Dataset entries:
####################
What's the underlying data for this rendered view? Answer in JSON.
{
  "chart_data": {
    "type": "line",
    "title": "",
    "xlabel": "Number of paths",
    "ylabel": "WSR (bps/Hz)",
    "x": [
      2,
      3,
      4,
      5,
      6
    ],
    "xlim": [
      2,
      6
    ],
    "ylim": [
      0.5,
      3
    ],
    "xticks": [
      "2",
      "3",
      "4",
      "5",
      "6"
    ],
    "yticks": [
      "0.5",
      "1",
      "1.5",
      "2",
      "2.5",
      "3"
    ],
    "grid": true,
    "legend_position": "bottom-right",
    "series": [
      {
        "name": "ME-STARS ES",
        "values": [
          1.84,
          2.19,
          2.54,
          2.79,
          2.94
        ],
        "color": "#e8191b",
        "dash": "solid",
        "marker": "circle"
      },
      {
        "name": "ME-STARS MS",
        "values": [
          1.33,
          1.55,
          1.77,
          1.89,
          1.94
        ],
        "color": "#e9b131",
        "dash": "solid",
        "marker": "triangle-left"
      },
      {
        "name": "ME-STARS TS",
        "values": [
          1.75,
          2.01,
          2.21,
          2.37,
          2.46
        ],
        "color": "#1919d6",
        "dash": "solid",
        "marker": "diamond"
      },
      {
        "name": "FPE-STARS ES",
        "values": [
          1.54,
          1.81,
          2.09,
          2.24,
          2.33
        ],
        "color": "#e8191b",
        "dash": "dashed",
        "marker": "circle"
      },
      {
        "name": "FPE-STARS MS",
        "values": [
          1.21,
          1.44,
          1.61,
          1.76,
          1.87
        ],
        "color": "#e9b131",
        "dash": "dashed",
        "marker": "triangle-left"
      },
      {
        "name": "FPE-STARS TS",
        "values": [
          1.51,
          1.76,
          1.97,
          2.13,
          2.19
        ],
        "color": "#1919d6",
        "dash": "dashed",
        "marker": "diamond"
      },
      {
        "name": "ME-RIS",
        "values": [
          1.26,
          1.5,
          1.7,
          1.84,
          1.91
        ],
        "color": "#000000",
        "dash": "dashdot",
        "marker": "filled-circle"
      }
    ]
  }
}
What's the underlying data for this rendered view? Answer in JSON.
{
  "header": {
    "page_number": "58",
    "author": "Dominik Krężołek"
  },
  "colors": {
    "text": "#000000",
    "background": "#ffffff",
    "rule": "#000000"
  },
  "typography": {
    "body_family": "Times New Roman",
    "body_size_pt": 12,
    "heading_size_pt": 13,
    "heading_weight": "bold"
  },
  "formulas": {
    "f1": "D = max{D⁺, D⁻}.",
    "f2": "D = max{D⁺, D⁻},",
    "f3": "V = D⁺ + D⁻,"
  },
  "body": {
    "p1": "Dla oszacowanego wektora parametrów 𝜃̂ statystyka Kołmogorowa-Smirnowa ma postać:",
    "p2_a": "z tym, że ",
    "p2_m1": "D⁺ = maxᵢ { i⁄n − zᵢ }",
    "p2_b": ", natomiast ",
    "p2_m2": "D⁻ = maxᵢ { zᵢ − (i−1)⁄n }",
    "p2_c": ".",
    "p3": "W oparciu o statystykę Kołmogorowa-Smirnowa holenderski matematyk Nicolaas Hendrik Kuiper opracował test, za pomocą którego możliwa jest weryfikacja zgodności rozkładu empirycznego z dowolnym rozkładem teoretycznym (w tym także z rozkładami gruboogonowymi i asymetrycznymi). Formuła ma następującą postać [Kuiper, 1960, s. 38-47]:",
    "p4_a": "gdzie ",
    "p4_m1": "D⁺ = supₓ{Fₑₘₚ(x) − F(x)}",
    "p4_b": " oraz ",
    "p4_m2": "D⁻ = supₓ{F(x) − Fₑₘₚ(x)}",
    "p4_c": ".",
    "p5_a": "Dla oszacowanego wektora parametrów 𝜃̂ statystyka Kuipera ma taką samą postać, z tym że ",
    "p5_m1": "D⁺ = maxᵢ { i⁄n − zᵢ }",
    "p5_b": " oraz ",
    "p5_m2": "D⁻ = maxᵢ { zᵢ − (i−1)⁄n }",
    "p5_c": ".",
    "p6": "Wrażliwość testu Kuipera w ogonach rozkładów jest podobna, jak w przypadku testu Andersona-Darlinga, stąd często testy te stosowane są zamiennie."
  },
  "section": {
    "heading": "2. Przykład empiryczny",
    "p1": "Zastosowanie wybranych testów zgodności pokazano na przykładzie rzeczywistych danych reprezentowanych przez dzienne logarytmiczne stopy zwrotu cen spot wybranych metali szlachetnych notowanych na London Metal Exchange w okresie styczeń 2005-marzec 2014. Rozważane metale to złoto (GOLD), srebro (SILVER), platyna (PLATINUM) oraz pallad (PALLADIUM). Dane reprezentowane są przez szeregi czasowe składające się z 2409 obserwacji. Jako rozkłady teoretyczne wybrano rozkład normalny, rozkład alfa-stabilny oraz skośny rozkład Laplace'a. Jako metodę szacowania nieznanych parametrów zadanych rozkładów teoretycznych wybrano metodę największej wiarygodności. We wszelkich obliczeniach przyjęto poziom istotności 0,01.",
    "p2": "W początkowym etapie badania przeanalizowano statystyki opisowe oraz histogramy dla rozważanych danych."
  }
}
####################
> **Short task**:
Reproduce the material above, every line of it, exactly.

> **Task solution**:
What's the underlying data for this rendered view? Answer in JSON.
{
  "chart_data": {
    "type": "line",
    "title": "",
    "xlabel": "Number of paths",
    "ylabel": "WSR (bps/Hz)",
    "x": [
      2,
      3,
      4,
      5,
      6
    ],
    "xlim": [
      2,
      6
    ],
    "ylim": [
      0.5,
      3
    ],
    "xticks": [
      "2",
      "3",
      "4",
      "5",
      "6"
    ],
    "yticks": [
      "0.5",
      "1",
      "1.5",
      "2",
      "2.5",
      "3"
    ],
    "grid": true,
    "legend_position": "bottom-right",
    "series": [
      {
        "name": "ME-STARS ES",
        "values": [
          1.84,
          2.19,
          2.54,
          2.79,
          2.94
        ],
        "color": "#e8191b",
        "dash": "solid",
        "marker": "circle"
      },
      {
        "name": "ME-STARS MS",
        "values": [
          1.33,
          1.55,
          1.77,
          1.89,
          1.94
        ],
        "color": "#e9b131",
        "dash": "solid",
        "marker": "triangle-left"
      },
      {
        "name": "ME-STARS TS",
        "values": [
          1.75,
          2.01,
          2.21,
          2.37,
          2.46
        ],
        "color": "#1919d6",
        "dash": "solid",
        "marker": "diamond"
      },
      {
        "name": "FPE-STARS ES",
        "values": [
          1.54,
          1.81,
          2.09,
          2.24,
          2.33
        ],
        "color": "#e8191b",
        "dash": "dashed",
        "marker": "circle"
      },
      {
        "name": "FPE-STARS MS",
        "values": [
          1.21,
          1.44,
          1.61,
          1.76,
          1.87
        ],
        "color": "#e9b131",
        "dash": "dashed",
        "marker": "triangle-left"
      },
      {
        "name": "FPE-STARS TS",
        "values": [
          1.51,
          1.76,
          1.97,
          2.13,
          2.19
        ],
        "color": "#1919d6",
        "dash": "dashed",
        "marker": "diamond"
      },
      {
        "name": "ME-RIS",
        "values": [
          1.26,
          1.5,
          1.7,
          1.84,
          1.91
        ],
        "color": "#000000",
        "dash": "dashdot",
        "marker": "filled-circle"
      }
    ]
  }
}
What's the underlying data for this rendered view? Answer in JSON.
{
  "header": {
    "page_number": "58",
    "author": "Dominik Krężołek"
  },
  "colors": {
    "text": "#000000",
    "background": "#ffffff",
    "rule": "#000000"
  },
  "typography": {
    "body_family": "Times New Roman",
    "body_size_pt": 12,
    "heading_size_pt": 13,
    "heading_weight": "bold"
  },
  "formulas": {
    "f1": "D = max{D⁺, D⁻}.",
    "f2": "D = max{D⁺, D⁻},",
    "f3": "V = D⁺ + D⁻,"
  },
  "body": {
    "p1": "Dla oszacowanego wektora parametrów 𝜃̂ statystyka Kołmogorowa-Smirnowa ma postać:",
    "p2_a": "z tym, że ",
    "p2_m1": "D⁺ = maxᵢ { i⁄n − zᵢ }",
    "p2_b": ", natomiast ",
    "p2_m2": "D⁻ = maxᵢ { zᵢ − (i−1)⁄n }",
    "p2_c": ".",
    "p3": "W oparciu o statystykę Kołmogorowa-Smirnowa holenderski matematyk Nicolaas Hendrik Kuiper opracował test, za pomocą którego możliwa jest weryfikacja zgodności rozkładu empirycznego z dowolnym rozkładem teoretycznym (w tym także z rozkładami gruboogonowymi i asymetrycznymi). Formuła ma następującą postać [Kuiper, 1960, s. 38-47]:",
    "p4_a": "gdzie ",
    "p4_m1": "D⁺ = supₓ{Fₑₘₚ(x) − F(x)}",
    "p4_b": " oraz ",
    "p4_m2": "D⁻ = supₓ{F(x) − Fₑₘₚ(x)}",
    "p4_c": ".",
    "p5_a": "Dla oszacowanego wektora parametrów 𝜃̂ statystyka Kuipera ma taką samą postać, z tym że ",
    "p5_m1": "D⁺ = maxᵢ { i⁄n − zᵢ }",
    "p5_b": " oraz ",
    "p5_m2": "D⁻ = maxᵢ { zᵢ − (i−1)⁄n }",
    "p5_c": ".",
    "p6": "Wrażliwość testu Kuipera w ogonach rozkładów jest podobna, jak w przypadku testu Andersona-Darlinga, stąd często testy te stosowane są zamiennie."
  },
  "section": {
    "heading": "2. Przykład empiryczny",
    "p1": "Zastosowanie wybranych testów zgodności pokazano na przykładzie rzeczywistych danych reprezentowanych przez dzienne logarytmiczne stopy zwrotu cen spot wybranych metali szlachetnych notowanych na London Metal Exchange w okresie styczeń 2005-marzec 2014. Rozważane metale to złoto (GOLD), srebro (SILVER), platyna (PLATINUM) oraz pallad (PALLADIUM). Dane reprezentowane są przez szeregi czasowe składające się z 2409 obserwacji. Jako rozkłady teoretyczne wybrano rozkład normalny, rozkład alfa-stabilny oraz skośny rozkład Laplace'a. Jako metodę szacowania nieznanych parametrów zadanych rozkładów teoretycznych wybrano metodę największej wiarygodności. We wszelkich obliczeniach przyjęto poziom istotności 0,01.",
    "p2": "W początkowym etapie badania przeanalizowano statystyki opisowe oraz histogramy dla rozważanych danych."
  }
}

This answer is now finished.